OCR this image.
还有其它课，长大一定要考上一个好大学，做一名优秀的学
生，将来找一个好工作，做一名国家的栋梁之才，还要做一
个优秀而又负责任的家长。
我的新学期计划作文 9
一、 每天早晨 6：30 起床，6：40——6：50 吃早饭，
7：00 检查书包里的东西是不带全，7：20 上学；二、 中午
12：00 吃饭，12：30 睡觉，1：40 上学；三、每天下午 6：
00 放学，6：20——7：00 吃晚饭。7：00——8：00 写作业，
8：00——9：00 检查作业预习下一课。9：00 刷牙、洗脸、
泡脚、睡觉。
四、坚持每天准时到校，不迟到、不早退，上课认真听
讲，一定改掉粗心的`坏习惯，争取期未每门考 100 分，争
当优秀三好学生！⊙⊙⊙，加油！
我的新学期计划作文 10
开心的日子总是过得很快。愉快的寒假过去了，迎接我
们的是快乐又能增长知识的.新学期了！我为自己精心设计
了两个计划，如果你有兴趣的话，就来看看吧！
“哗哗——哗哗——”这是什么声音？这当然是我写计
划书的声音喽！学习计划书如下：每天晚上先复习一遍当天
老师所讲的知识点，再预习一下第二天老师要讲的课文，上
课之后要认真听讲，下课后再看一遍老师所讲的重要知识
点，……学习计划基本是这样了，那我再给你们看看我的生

---

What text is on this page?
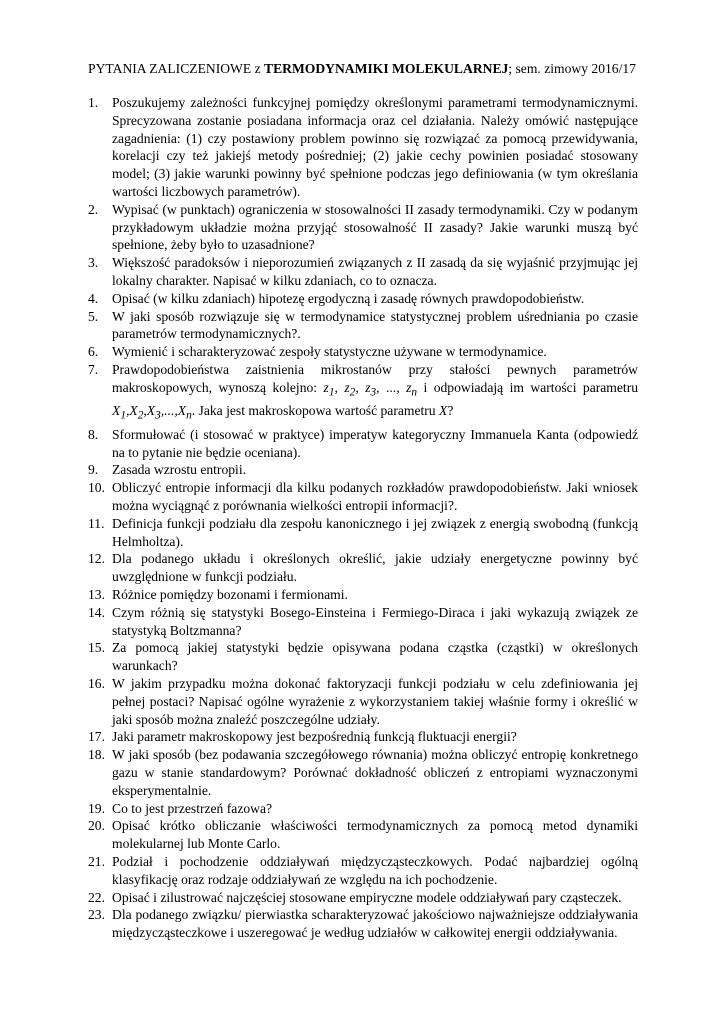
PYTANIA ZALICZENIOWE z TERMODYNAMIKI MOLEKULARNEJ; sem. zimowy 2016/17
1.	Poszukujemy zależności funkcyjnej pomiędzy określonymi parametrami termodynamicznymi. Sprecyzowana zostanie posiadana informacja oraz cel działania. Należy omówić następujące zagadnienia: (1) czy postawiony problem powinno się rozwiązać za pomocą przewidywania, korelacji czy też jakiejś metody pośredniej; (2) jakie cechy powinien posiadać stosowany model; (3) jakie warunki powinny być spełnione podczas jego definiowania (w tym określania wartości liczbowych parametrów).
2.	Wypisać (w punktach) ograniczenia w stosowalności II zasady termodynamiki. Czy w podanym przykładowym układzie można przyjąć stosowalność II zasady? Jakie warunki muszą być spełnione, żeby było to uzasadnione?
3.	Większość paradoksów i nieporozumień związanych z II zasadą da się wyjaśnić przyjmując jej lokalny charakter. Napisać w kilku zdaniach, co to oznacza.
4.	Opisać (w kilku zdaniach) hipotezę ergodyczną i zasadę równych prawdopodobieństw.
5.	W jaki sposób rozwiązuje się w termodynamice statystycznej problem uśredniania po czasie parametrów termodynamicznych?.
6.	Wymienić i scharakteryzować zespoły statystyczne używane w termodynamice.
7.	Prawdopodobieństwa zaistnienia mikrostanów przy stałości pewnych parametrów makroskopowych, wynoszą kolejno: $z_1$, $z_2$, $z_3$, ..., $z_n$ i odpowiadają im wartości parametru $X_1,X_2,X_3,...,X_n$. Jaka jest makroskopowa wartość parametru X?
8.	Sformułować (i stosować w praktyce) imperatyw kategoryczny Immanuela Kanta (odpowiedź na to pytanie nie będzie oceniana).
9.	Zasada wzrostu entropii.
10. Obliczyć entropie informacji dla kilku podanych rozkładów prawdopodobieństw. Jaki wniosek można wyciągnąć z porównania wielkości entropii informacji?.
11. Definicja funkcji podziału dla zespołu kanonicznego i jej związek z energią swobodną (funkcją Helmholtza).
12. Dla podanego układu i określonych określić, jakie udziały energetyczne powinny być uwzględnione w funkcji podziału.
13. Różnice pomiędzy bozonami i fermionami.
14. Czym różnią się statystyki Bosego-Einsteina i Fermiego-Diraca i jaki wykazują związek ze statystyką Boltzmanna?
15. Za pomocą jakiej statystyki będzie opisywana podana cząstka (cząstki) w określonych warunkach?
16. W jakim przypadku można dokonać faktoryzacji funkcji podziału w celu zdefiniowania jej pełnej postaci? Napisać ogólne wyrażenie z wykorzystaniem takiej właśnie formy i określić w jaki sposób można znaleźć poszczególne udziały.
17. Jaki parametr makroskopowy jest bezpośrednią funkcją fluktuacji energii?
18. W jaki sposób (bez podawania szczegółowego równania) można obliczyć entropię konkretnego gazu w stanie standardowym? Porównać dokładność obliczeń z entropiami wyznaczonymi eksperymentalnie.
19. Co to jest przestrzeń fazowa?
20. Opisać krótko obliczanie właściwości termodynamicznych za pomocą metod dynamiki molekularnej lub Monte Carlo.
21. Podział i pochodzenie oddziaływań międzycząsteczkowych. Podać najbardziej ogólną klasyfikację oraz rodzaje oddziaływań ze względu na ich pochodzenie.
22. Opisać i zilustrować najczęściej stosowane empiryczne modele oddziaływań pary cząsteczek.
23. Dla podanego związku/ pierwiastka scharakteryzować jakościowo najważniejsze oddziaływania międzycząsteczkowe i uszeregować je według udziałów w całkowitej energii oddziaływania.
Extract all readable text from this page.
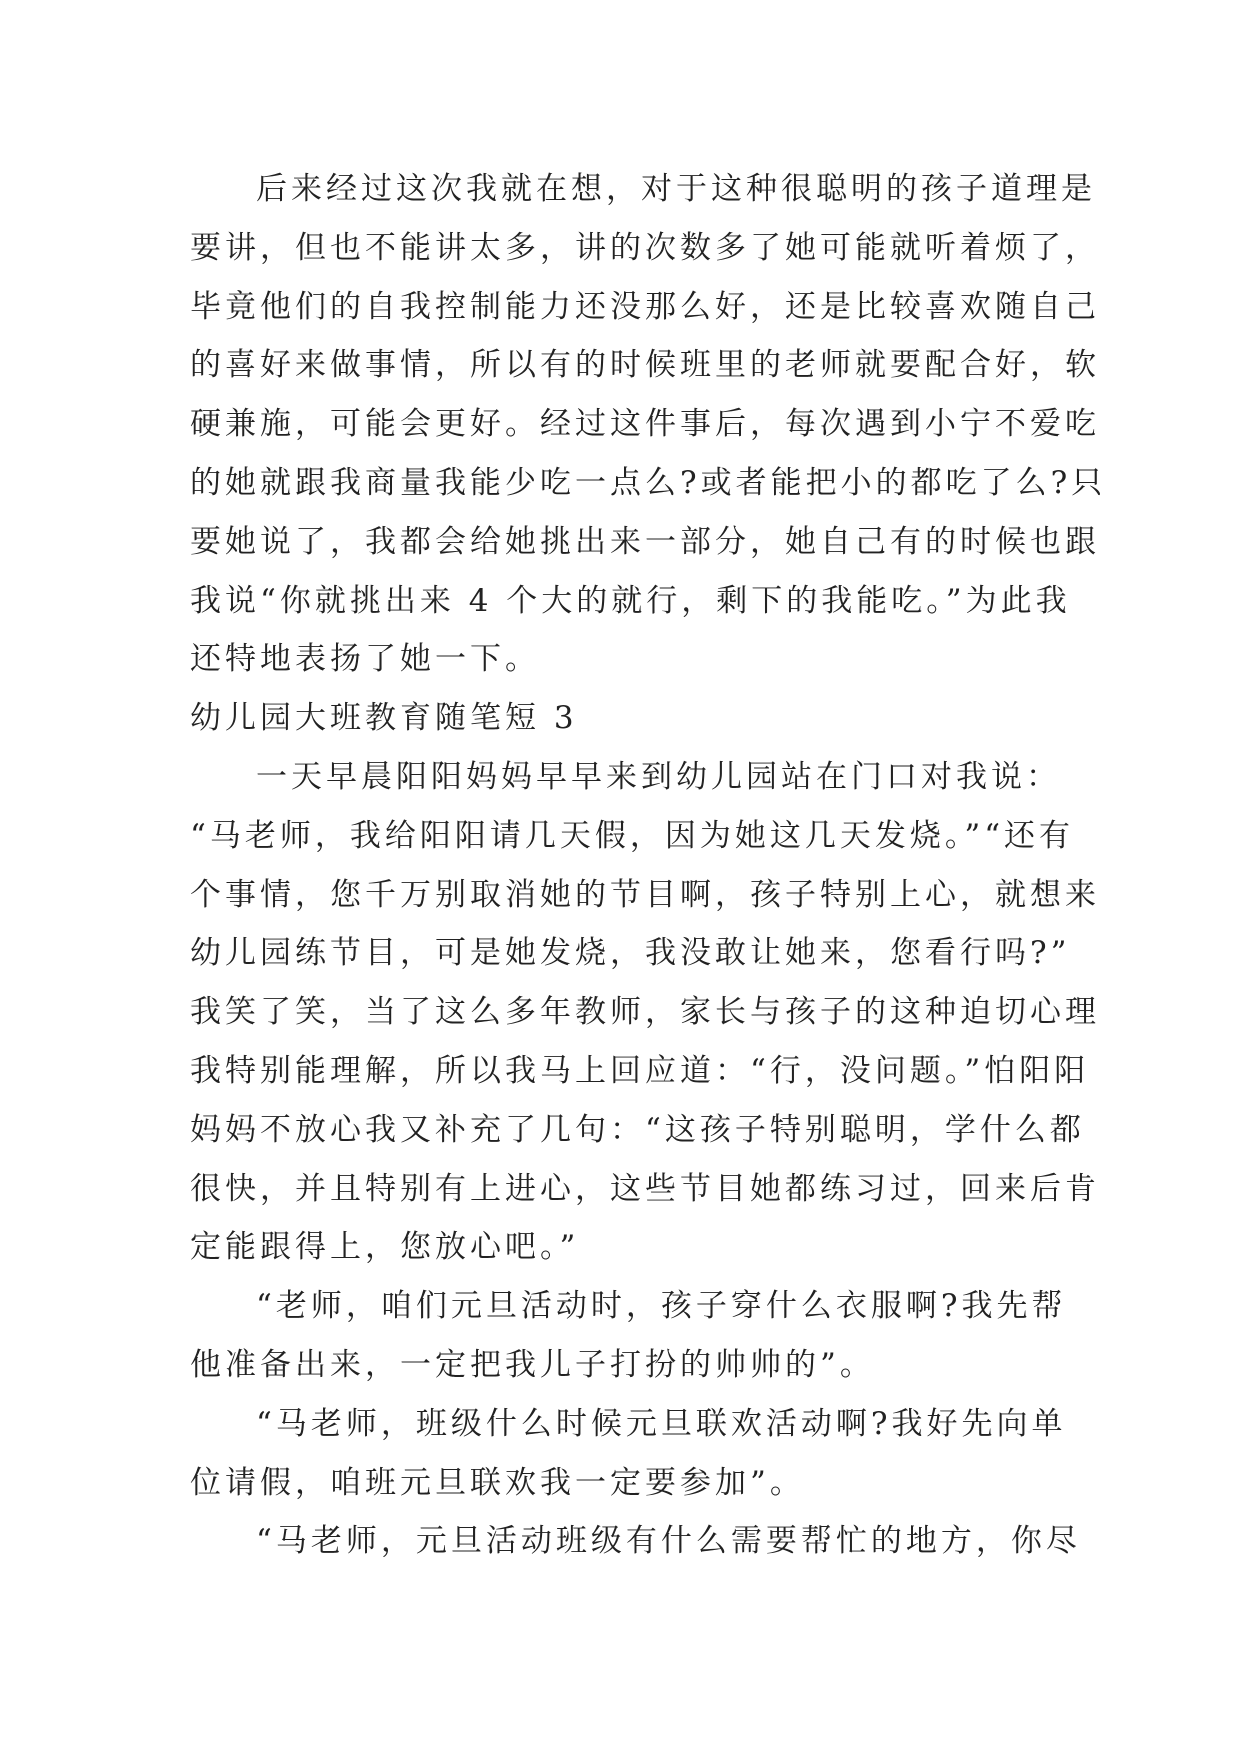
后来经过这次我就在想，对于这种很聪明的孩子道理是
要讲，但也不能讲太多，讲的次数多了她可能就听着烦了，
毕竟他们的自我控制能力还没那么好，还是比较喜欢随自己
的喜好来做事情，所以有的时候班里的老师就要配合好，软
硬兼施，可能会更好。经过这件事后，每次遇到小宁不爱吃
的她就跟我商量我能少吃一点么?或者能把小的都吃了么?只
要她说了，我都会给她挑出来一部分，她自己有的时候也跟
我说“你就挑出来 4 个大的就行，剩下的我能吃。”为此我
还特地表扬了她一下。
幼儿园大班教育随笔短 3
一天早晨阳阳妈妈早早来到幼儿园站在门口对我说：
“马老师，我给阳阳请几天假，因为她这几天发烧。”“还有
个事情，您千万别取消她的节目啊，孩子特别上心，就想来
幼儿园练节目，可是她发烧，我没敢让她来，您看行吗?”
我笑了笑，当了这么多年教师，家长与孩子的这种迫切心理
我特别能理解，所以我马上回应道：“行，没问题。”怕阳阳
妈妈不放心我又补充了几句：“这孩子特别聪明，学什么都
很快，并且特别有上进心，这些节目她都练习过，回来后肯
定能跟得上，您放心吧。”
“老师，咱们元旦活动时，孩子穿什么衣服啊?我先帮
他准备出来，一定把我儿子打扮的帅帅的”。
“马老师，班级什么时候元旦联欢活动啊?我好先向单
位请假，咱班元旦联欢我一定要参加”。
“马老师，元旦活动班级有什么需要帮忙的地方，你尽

» DESCRIPTION OF THE TASK: Using the records above, pull out each line where the word "określić" occurs.

» FINAL RESULT:
12. Dla podanego układu i określonych określić, jakie udziały energetyczne powinny być uwzględnione w funkcji podziału.
16. W jakim przypadku można dokonać faktoryzacji funkcji podziału w celu zdefiniowania jej pełnej postaci? Napisać ogólne wyrażenie z wykorzystaniem takiej właśnie formy i określić w jaki sposób można znaleźć poszczególne udziały.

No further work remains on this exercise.